_GOAL:_ Copy out the entries exactly, from the first line to the last.

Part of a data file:
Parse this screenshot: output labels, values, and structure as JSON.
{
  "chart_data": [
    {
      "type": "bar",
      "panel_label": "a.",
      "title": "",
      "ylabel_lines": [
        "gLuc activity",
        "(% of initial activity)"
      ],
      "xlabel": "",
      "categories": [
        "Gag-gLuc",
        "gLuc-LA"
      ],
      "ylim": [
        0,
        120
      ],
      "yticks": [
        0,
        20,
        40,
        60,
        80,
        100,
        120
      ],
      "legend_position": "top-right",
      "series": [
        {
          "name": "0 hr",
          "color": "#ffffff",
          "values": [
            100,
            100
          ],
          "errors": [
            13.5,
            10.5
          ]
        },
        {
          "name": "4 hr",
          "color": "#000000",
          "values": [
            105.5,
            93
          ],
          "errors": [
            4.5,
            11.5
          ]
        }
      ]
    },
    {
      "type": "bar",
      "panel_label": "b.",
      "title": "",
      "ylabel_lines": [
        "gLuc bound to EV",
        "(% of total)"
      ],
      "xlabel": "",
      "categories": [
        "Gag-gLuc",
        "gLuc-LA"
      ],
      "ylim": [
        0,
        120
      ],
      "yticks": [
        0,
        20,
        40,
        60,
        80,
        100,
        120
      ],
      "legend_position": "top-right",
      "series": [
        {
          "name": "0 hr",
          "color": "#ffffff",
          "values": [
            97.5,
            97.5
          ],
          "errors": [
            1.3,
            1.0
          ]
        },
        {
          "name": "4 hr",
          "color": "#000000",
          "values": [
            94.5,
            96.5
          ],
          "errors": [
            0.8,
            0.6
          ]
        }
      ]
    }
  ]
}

_COMPLETE OUTPUT:_
Parse this screenshot: output labels, values, and structure as JSON.
{
  "chart_data": [
    {
      "type": "bar",
      "panel_label": "a.",
      "title": "",
      "ylabel_lines": [
        "gLuc activity",
        "(% of initial activity)"
      ],
      "xlabel": "",
      "categories": [
        "Gag-gLuc",
        "gLuc-LA"
      ],
      "ylim": [
        0,
        120
      ],
      "yticks": [
        0,
        20,
        40,
        60,
        80,
        100,
        120
      ],
      "legend_position": "top-right",
      "series": [
        {
          "name": "0 hr",
          "color": "#ffffff",
          "values": [
            100,
            100
          ],
          "errors": [
            13.5,
            10.5
          ]
        },
        {
          "name": "4 hr",
          "color": "#000000",
          "values": [
            105.5,
            93
          ],
          "errors": [
            4.5,
            11.5
          ]
        }
      ]
    },
    {
      "type": "bar",
      "panel_label": "b.",
      "title": "",
      "ylabel_lines": [
        "gLuc bound to EV",
        "(% of total)"
      ],
      "xlabel": "",
      "categories": [
        "Gag-gLuc",
        "gLuc-LA"
      ],
      "ylim": [
        0,
        120
      ],
      "yticks": [
        0,
        20,
        40,
        60,
        80,
        100,
        120
      ],
      "legend_position": "top-right",
      "series": [
        {
          "name": "0 hr",
          "color": "#ffffff",
          "values": [
            97.5,
            97.5
          ],
          "errors": [
            1.3,
            1.0
          ]
        },
        {
          "name": "4 hr",
          "color": "#000000",
          "values": [
            94.5,
            96.5
          ],
          "errors": [
            0.8,
            0.6
          ]
        }
      ]
    }
  ]
}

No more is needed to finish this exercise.